Brief
Provide only the number of lines in the records below that include "pmem".

Exercise inputs
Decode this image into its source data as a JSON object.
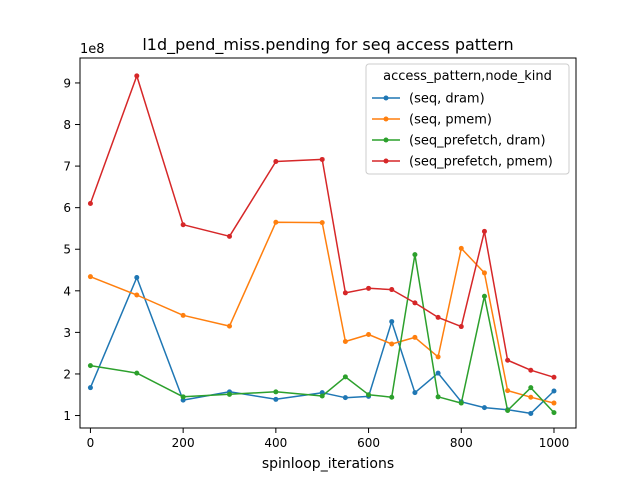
{
  "chart_data": {
    "type": "line",
    "title": "l1d_pend_miss.pending for seq access pattern",
    "xlabel": "spinloop_iterations",
    "ylabel": "",
    "y_scale_label": "1e8",
    "xlim": [
      -22.5,
      1047.5
    ],
    "ylim": [
      0.7,
      9.6
    ],
    "x_ticks": [
      0,
      200,
      400,
      600,
      800,
      1000
    ],
    "x_tick_labels": [
      "0",
      "200",
      "400",
      "600",
      "800",
      "1000"
    ],
    "y_ticks": [
      1,
      2,
      3,
      4,
      5,
      6,
      7,
      8,
      9
    ],
    "y_tick_labels": [
      "1",
      "2",
      "3",
      "4",
      "5",
      "6",
      "7",
      "8",
      "9"
    ],
    "grid": false,
    "legend_title": "access_pattern,node_kind",
    "legend_position": "top-right",
    "x": [
      0,
      100,
      200,
      300,
      400,
      500,
      550,
      600,
      650,
      700,
      750,
      800,
      850,
      900,
      950,
      1000
    ],
    "series": [
      {
        "name": "(seq, dram)",
        "color": "#1f77b4",
        "values": [
          1.67,
          4.32,
          1.37,
          1.57,
          1.39,
          1.55,
          1.43,
          1.46,
          3.26,
          1.55,
          2.02,
          1.33,
          1.19,
          1.14,
          1.05,
          1.59
        ]
      },
      {
        "name": "(seq, pmem)",
        "color": "#ff7f0e",
        "values": [
          4.34,
          3.9,
          3.41,
          3.15,
          5.65,
          5.64,
          2.78,
          2.95,
          2.72,
          2.88,
          2.41,
          5.02,
          4.43,
          1.6,
          1.44,
          1.3
        ]
      },
      {
        "name": "(seq_prefetch, dram)",
        "color": "#2ca02c",
        "values": [
          2.2,
          2.02,
          1.45,
          1.51,
          1.57,
          1.47,
          1.93,
          1.5,
          1.44,
          4.87,
          1.45,
          1.3,
          3.87,
          1.12,
          1.67,
          1.07
        ]
      },
      {
        "name": "(seq_prefetch, pmem)",
        "color": "#d62728",
        "values": [
          6.1,
          9.17,
          5.59,
          5.31,
          7.11,
          7.16,
          3.95,
          4.06,
          4.03,
          3.71,
          3.36,
          3.14,
          5.43,
          2.33,
          2.09,
          1.92
        ]
      }
    ]
  }
}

Task solution
2